Transcribe the material exactly. Images do not belong in the copy.

# Start of DATA ROWS

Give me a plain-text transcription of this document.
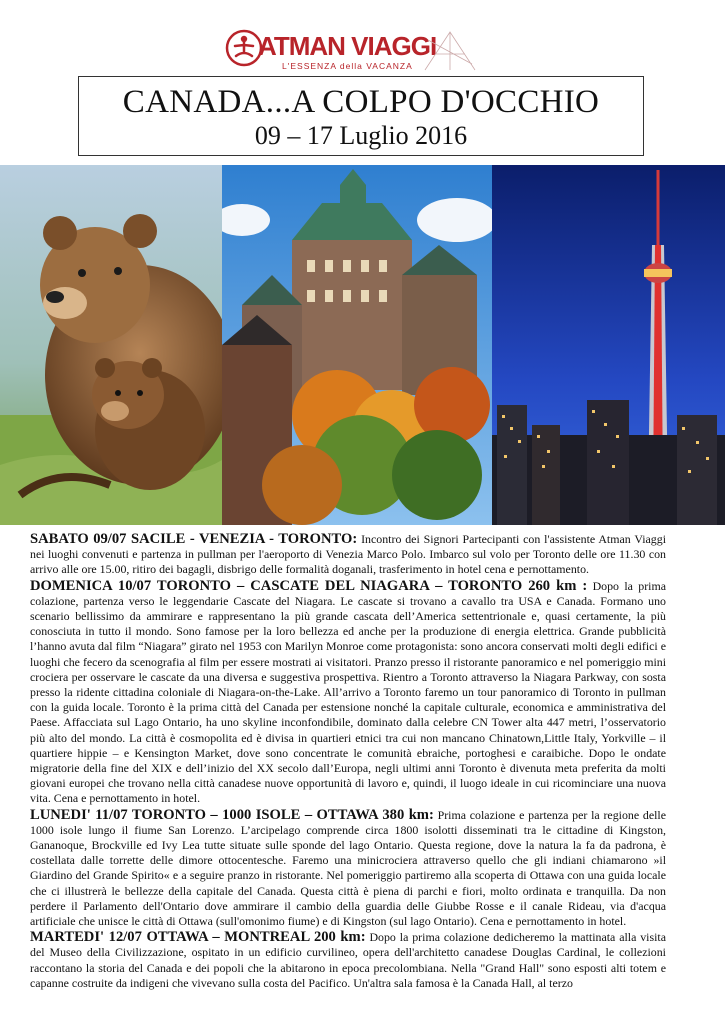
ATMAN VIAGGI
L'ESSENZA della VACANZA
CANADA...A COLPO D'OCCHIO
09 – 17 Luglio 2016

SABATO 09/07 SACILE - VENEZIA - TORONTO: Incontro dei Signori Partecipanti con l'assistente Atman Viaggi nei luoghi convenuti e partenza in pullman per l'aeroporto di Venezia Marco Polo. Imbarco sul volo per Toronto delle ore 11.30 con arrivo alle ore 15.00, ritiro dei bagagli, disbrigo delle formalità doganali, trasferimento in hotel cena e pernottamento.

DOMENICA 10/07 TORONTO – CASCATE DEL NIAGARA – TORONTO 260 km : Dopo la prima colazione, partenza verso le leggendarie Cascate del Niagara. Le cascate si trovano a cavallo tra USA e Canada. Formano uno scenario bellissimo da ammirare e rappresentano la più grande cascata dell’America settentrionale e, quasi certamente, la più conosciuta in tutto il mondo. Sono famose per la loro bellezza ed anche per la produzione di energia elettrica. Grande pubblicità l’hanno avuta dal film “Niagara” girato nel 1953 con Marilyn Monroe come protagonista: sono ancora conservati molti degli edifici e luoghi che fecero da scenografia al film per essere mostrati ai visitatori. Pranzo presso il ristorante panoramico e nel pomeriggio mini crociera per osservare le cascate da una diversa e suggestiva prospettiva. Rientro a Toronto attraverso la Niagara Parkway, con sosta presso la ridente cittadina coloniale di Niagara-on-the-Lake. All’arrivo a Toronto faremo un tour panoramico di Toronto in pullman con la guida locale. Toronto è la prima città del Canada per estensione nonché la capitale culturale, economica e amministrativa del Paese. Affacciata sul Lago Ontario, ha uno skyline inconfondibile, dominato dalla celebre CN Tower alta 447 metri, l’osservatorio più alto del mondo. La città è cosmopolita ed è divisa in quartieri etnici tra cui non mancano Chinatown,Little Italy, Yorkville – il quartiere hippie – e Kensington Market, dove sono concentrate le comunità ebraiche, portoghesi e caraibiche. Dopo le ondate migratorie della fine del XIX e dell’inizio del XX secolo dall’Europa, negli ultimi anni Toronto è divenuta meta preferita da molti giovani europei che trovano nella città canadese nuove opportunità di lavoro e, quindi, il luogo ideale in cui ricominciare una nuova vita. Cena e pernottamento in hotel.

LUNEDI' 11/07 TORONTO – 1000 ISOLE – OTTAWA 380 km: Prima colazione e partenza per la regione delle 1000 isole lungo il fiume San Lorenzo. L’arcipelago comprende circa 1800 isolotti disseminati tra le cittadine di Kingston, Gananoque, Brockville ed Ivy Lea tutte situate sulle sponde del lago Ontario. Questa regione, dove la natura la fa da padrona, è costellata dalle torrette delle dimore ottocentesche. Faremo una minicrociera attraverso quello che gli indiani chiamarono »il Giardino del Grande Spirito« e a seguire pranzo in ristorante. Nel pomeriggio partiremo alla scoperta di Ottawa con una guida locale che ci illustrerà le bellezze della capitale del Canada. Questa città è piena di parchi e fiori, molto ordinata e tranquilla. Da non perdere il Parlamento dell'Ontario dove ammirare il cambio della guardia delle Giubbe Rosse e il canale Rideau, via d'acqua artificiale che unisce le città di Ottawa (sull'omonimo fiume) e di Kingston (sul lago Ontario). Cena e pernottamento in hotel.

MARTEDI' 12/07 OTTAWA – MONTREAL 200 km: Dopo la prima colazione dedicheremo la mattinata alla visita del Museo della Civilizzazione, ospitato in un edificio curvilineo, opera dell'architetto canadese Douglas Cardinal, le collezioni raccontano la storia del Canada e dei popoli che la abitarono in epoca precolombiana. Nella "Grand Hall" sono esposti alti totem e capanne costruite da indigeni che vivevano sulla costa del Pacifico. Un'altra sala famosa è la Canada Hall, al terzo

# End of DATA ROWS

** WRITTEN RESPONSE **
Give me a plain-text transcription of this document.
ATMAN VIAGGI
L'ESSENZA della VACANZA
CANADA...A COLPO D'OCCHIO
09 – 17 Luglio 2016

SABATO 09/07 SACILE - VENEZIA - TORONTO: Incontro dei Signori Partecipanti con l'assistente Atman Viaggi nei luoghi convenuti e partenza in pullman per l'aeroporto di Venezia Marco Polo. Imbarco sul volo per Toronto delle ore 11.30 con arrivo alle ore 15.00, ritiro dei bagagli, disbrigo delle formalità doganali, trasferimento in hotel cena e pernottamento.

DOMENICA 10/07 TORONTO – CASCATE DEL NIAGARA – TORONTO 260 km : Dopo la prima colazione, partenza verso le leggendarie Cascate del Niagara. Le cascate si trovano a cavallo tra USA e Canada. Formano uno scenario bellissimo da ammirare e rappresentano la più grande cascata dell’America settentrionale e, quasi certamente, la più conosciuta in tutto il mondo. Sono famose per la loro bellezza ed anche per la produzione di energia elettrica. Grande pubblicità l’hanno avuta dal film “Niagara” girato nel 1953 con Marilyn Monroe come protagonista: sono ancora conservati molti degli edifici e luoghi che fecero da scenografia al film per essere mostrati ai visitatori. Pranzo presso il ristorante panoramico e nel pomeriggio mini crociera per osservare le cascate da una diversa e suggestiva prospettiva. Rientro a Toronto attraverso la Niagara Parkway, con sosta presso la ridente cittadina coloniale di Niagara-on-the-Lake. All’arrivo a Toronto faremo un tour panoramico di Toronto in pullman con la guida locale. Toronto è la prima città del Canada per estensione nonché la capitale culturale, economica e amministrativa del Paese. Affacciata sul Lago Ontario, ha uno skyline inconfondibile, dominato dalla celebre CN Tower alta 447 metri, l’osservatorio più alto del mondo. La città è cosmopolita ed è divisa in quartieri etnici tra cui non mancano Chinatown,Little Italy, Yorkville – il quartiere hippie – e Kensington Market, dove sono concentrate le comunità ebraiche, portoghesi e caraibiche. Dopo le ondate migratorie della fine del XIX e dell’inizio del XX secolo dall’Europa, negli ultimi anni Toronto è divenuta meta preferita da molti giovani europei che trovano nella città canadese nuove opportunità di lavoro e, quindi, il luogo ideale in cui ricominciare una nuova vita. Cena e pernottamento in hotel.

LUNEDI' 11/07 TORONTO – 1000 ISOLE – OTTAWA 380 km: Prima colazione e partenza per la regione delle 1000 isole lungo il fiume San Lorenzo. L’arcipelago comprende circa 1800 isolotti disseminati tra le cittadine di Kingston, Gananoque, Brockville ed Ivy Lea tutte situate sulle sponde del lago Ontario. Questa regione, dove la natura la fa da padrona, è costellata dalle torrette delle dimore ottocentesche. Faremo una minicrociera attraverso quello che gli indiani chiamarono »il Giardino del Grande Spirito« e a seguire pranzo in ristorante. Nel pomeriggio partiremo alla scoperta di Ottawa con una guida locale che ci illustrerà le bellezze della capitale del Canada. Questa città è piena di parchi e fiori, molto ordinata e tranquilla. Da non perdere il Parlamento dell'Ontario dove ammirare il cambio della guardia delle Giubbe Rosse e il canale Rideau, via d'acqua artificiale che unisce le città di Ottawa (sull'omonimo fiume) e di Kingston (sul lago Ontario). Cena e pernottamento in hotel.

MARTEDI' 12/07 OTTAWA – MONTREAL 200 km: Dopo la prima colazione dedicheremo la mattinata alla visita del Museo della Civilizzazione, ospitato in un edificio curvilineo, opera dell'architetto canadese Douglas Cardinal, le collezioni raccontano la storia del Canada e dei popoli che la abitarono in epoca precolombiana. Nella "Grand Hall" sono esposti alti totem e capanne costruite da indigeni che vivevano sulla costa del Pacifico. Un'altra sala famosa è la Canada Hall, al terzo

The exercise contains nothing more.